● EXERCISE TASK
Copy the data precisely, keeping every character.

● MATERIAL SHOWN
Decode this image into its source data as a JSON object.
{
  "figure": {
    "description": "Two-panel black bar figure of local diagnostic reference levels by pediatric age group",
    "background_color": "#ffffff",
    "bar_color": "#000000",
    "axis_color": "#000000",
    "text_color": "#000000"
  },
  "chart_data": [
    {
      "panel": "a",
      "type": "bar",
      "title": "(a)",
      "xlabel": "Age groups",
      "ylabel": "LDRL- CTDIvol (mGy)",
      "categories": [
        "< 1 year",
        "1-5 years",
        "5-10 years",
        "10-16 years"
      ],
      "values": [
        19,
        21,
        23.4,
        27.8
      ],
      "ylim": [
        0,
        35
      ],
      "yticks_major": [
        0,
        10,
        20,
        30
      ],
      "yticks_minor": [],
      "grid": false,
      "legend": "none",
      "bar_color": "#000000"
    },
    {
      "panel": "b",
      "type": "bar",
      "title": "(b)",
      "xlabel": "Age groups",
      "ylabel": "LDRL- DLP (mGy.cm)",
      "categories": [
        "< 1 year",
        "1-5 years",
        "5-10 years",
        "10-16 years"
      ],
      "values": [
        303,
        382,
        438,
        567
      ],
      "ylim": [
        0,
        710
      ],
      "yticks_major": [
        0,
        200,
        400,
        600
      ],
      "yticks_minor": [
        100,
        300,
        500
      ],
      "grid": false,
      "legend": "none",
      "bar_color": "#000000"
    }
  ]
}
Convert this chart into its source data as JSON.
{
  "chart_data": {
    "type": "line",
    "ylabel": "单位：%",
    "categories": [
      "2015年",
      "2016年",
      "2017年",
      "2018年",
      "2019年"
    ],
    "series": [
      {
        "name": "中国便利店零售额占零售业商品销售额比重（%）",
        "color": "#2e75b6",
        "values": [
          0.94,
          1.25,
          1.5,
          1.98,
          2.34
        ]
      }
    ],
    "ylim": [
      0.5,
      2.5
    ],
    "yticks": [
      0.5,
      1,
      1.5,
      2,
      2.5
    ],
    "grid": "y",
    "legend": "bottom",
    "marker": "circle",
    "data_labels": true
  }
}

● THE OUTPUT
Decode this image into its source data as a JSON object.
{
  "figure": {
    "description": "Two-panel black bar figure of local diagnostic reference levels by pediatric age group",
    "background_color": "#ffffff",
    "bar_color": "#000000",
    "axis_color": "#000000",
    "text_color": "#000000"
  },
  "chart_data": [
    {
      "panel": "a",
      "type": "bar",
      "title": "(a)",
      "xlabel": "Age groups",
      "ylabel": "LDRL- CTDIvol (mGy)",
      "categories": [
        "< 1 year",
        "1-5 years",
        "5-10 years",
        "10-16 years"
      ],
      "values": [
        19,
        21,
        23.4,
        27.8
      ],
      "ylim": [
        0,
        35
      ],
      "yticks_major": [
        0,
        10,
        20,
        30
      ],
      "yticks_minor": [],
      "grid": false,
      "legend": "none",
      "bar_color": "#000000"
    },
    {
      "panel": "b",
      "type": "bar",
      "title": "(b)",
      "xlabel": "Age groups",
      "ylabel": "LDRL- DLP (mGy.cm)",
      "categories": [
        "< 1 year",
        "1-5 years",
        "5-10 years",
        "10-16 years"
      ],
      "values": [
        303,
        382,
        438,
        567
      ],
      "ylim": [
        0,
        710
      ],
      "yticks_major": [
        0,
        200,
        400,
        600
      ],
      "yticks_minor": [
        100,
        300,
        500
      ],
      "grid": false,
      "legend": "none",
      "bar_color": "#000000"
    }
  ]
}
Convert this chart into its source data as JSON.
{
  "chart_data": {
    "type": "line",
    "ylabel": "单位：%",
    "categories": [
      "2015年",
      "2016年",
      "2017年",
      "2018年",
      "2019年"
    ],
    "series": [
      {
        "name": "中国便利店零售额占零售业商品销售额比重（%）",
        "color": "#2e75b6",
        "values": [
          0.94,
          1.25,
          1.5,
          1.98,
          2.34
        ]
      }
    ],
    "ylim": [
      0.5,
      2.5
    ],
    "yticks": [
      0.5,
      1,
      1.5,
      2,
      2.5
    ],
    "grid": "y",
    "legend": "bottom",
    "marker": "circle",
    "data_labels": true
  }
}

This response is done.